Records:
=-=-=
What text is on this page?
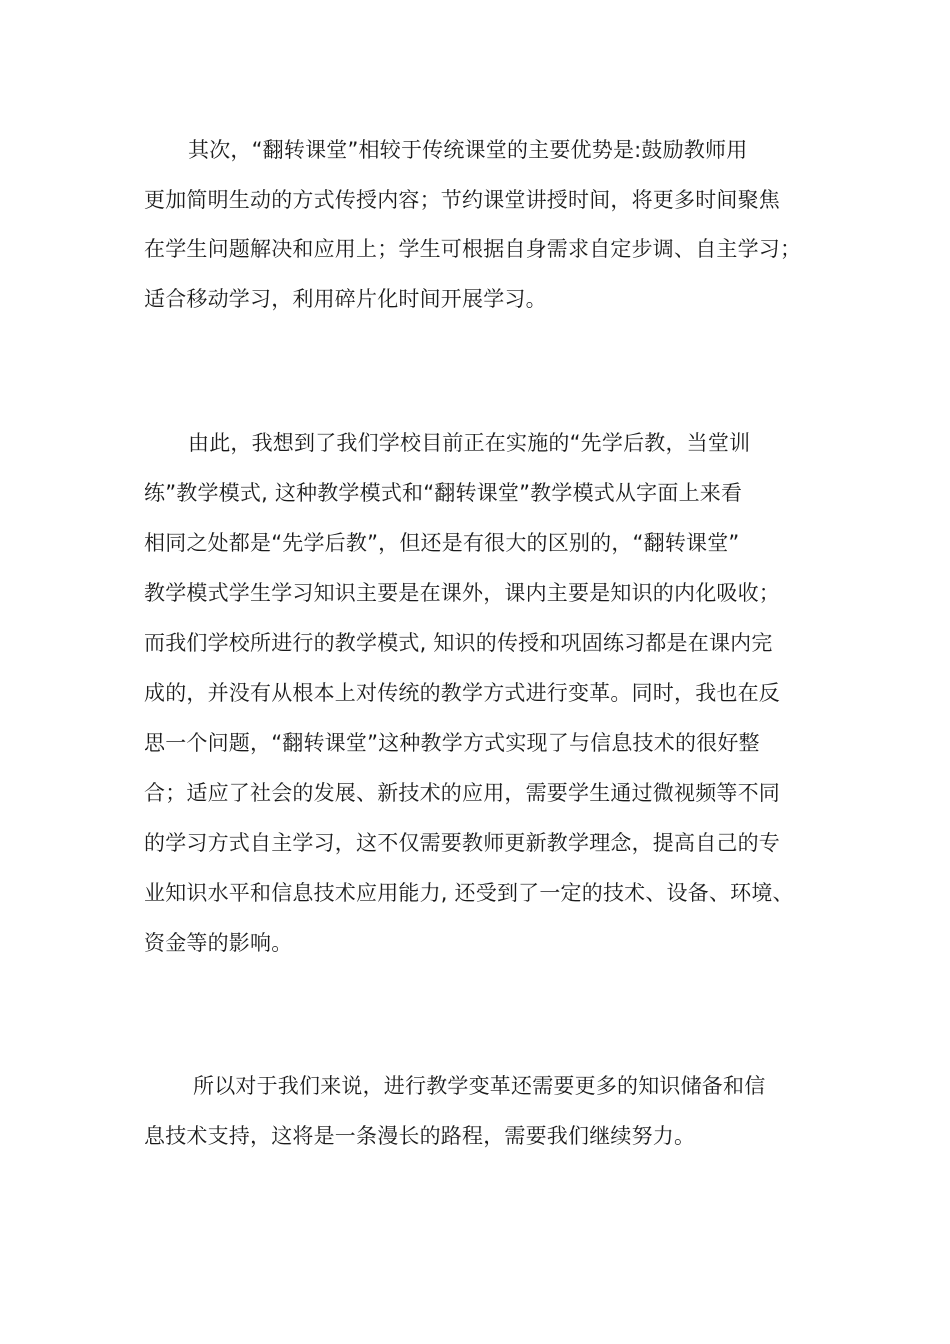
其次，“翻转课堂”相较于传统课堂的主要优势是:鼓励教师用
更加简明生动的方式传授内容；节约课堂讲授时间，将更多时间聚焦
在学生问题解决和应用上；学生可根据自身需求自定步调、自主学习；
适合移动学习，利用碎片化时间开展学习。
由此，我想到了我们学校目前正在实施的“先学后教，当堂训
练”教学模式, 这种教学模式和“翻转课堂”教学模式从字面上来看
相同之处都是“先学后教”，但还是有很大的区别的，“翻转课堂”
教学模式学生学习知识主要是在课外，课内主要是知识的内化吸收；
而我们学校所进行的教学模式, 知识的传授和巩固练习都是在课内完
成的，并没有从根本上对传统的教学方式进行变革。同时，我也在反
思一个问题，“翻转课堂”这种教学方式实现了与信息技术的很好整
合；适应了社会的发展、新技术的应用，需要学生通过微视频等不同
的学习方式自主学习，这不仅需要教师更新教学理念，提高自己的专
业知识水平和信息技术应用能力, 还受到了一定的技术、设备、环境、
资金等的影响。
所以对于我们来说，进行教学变革还需要更多的知识储备和信
息技术支持，这将是一条漫长的路程，需要我们继续努力。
=-=-=
Task to complete:
Output the full set of records above without changing a word, and drop the images.

Task result:
What text is on this page?
其次，“翻转课堂”相较于传统课堂的主要优势是:鼓励教师用
更加简明生动的方式传授内容；节约课堂讲授时间，将更多时间聚焦
在学生问题解决和应用上；学生可根据自身需求自定步调、自主学习；
适合移动学习，利用碎片化时间开展学习。
由此，我想到了我们学校目前正在实施的“先学后教，当堂训
练”教学模式, 这种教学模式和“翻转课堂”教学模式从字面上来看
相同之处都是“先学后教”，但还是有很大的区别的，“翻转课堂”
教学模式学生学习知识主要是在课外，课内主要是知识的内化吸收；
而我们学校所进行的教学模式, 知识的传授和巩固练习都是在课内完
成的，并没有从根本上对传统的教学方式进行变革。同时，我也在反
思一个问题，“翻转课堂”这种教学方式实现了与信息技术的很好整
合；适应了社会的发展、新技术的应用，需要学生通过微视频等不同
的学习方式自主学习，这不仅需要教师更新教学理念，提高自己的专
业知识水平和信息技术应用能力, 还受到了一定的技术、设备、环境、
资金等的影响。
所以对于我们来说，进行教学变革还需要更多的知识储备和信
息技术支持，这将是一条漫长的路程，需要我们继续努力。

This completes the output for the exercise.